**Aim of the task**
Take every line from the listing below that includes "toys" and copy it.

● ● ● ● ●

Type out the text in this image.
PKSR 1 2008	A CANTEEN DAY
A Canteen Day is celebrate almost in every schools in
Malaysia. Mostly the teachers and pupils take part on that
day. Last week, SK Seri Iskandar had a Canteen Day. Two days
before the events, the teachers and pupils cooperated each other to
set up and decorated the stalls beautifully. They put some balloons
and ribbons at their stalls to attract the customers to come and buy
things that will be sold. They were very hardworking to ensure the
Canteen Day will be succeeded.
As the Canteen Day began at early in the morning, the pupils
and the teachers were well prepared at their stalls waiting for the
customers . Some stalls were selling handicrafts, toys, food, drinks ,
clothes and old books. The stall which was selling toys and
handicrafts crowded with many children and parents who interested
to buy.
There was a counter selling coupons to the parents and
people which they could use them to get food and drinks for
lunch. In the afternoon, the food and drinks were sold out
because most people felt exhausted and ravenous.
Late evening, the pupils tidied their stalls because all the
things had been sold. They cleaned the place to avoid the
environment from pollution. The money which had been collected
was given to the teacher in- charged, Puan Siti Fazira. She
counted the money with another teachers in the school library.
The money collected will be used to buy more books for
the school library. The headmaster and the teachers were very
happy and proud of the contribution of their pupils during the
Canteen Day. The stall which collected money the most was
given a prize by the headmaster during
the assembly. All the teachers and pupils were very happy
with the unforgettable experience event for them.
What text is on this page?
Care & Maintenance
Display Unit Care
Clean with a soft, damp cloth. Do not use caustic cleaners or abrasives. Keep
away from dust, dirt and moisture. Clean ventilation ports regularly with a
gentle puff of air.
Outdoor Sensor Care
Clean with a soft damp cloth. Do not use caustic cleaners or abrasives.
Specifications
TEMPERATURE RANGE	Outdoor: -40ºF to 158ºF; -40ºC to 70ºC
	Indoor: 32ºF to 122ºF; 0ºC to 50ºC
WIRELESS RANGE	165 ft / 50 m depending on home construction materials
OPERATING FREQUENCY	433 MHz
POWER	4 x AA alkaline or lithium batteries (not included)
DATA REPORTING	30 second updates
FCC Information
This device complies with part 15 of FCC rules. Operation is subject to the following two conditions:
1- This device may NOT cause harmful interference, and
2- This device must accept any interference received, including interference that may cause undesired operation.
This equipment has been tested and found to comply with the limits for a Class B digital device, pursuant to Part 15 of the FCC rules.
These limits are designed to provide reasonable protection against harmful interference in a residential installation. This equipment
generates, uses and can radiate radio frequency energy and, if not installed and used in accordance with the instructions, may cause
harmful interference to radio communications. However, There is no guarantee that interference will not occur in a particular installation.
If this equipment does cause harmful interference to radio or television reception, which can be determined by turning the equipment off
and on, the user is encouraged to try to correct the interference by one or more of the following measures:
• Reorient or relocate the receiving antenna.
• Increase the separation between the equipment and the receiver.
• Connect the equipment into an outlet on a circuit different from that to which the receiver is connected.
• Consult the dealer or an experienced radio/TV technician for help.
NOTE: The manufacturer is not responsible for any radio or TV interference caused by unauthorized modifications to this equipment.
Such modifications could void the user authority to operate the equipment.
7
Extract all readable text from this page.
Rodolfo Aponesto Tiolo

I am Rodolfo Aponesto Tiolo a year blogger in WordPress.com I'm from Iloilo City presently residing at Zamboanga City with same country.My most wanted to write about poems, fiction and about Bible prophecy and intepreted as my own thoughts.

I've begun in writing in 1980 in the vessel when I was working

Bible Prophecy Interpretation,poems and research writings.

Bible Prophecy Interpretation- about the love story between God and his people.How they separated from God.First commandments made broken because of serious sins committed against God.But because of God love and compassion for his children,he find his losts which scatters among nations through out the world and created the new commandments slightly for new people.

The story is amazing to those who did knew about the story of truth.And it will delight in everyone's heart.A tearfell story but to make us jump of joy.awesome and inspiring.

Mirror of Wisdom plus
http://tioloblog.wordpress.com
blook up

● ● ● ● ●

**Output of the exercise**
customers . Some stalls were selling handicrafts, toys, food, drinks ,
clothes and old books. The stall which was selling toys and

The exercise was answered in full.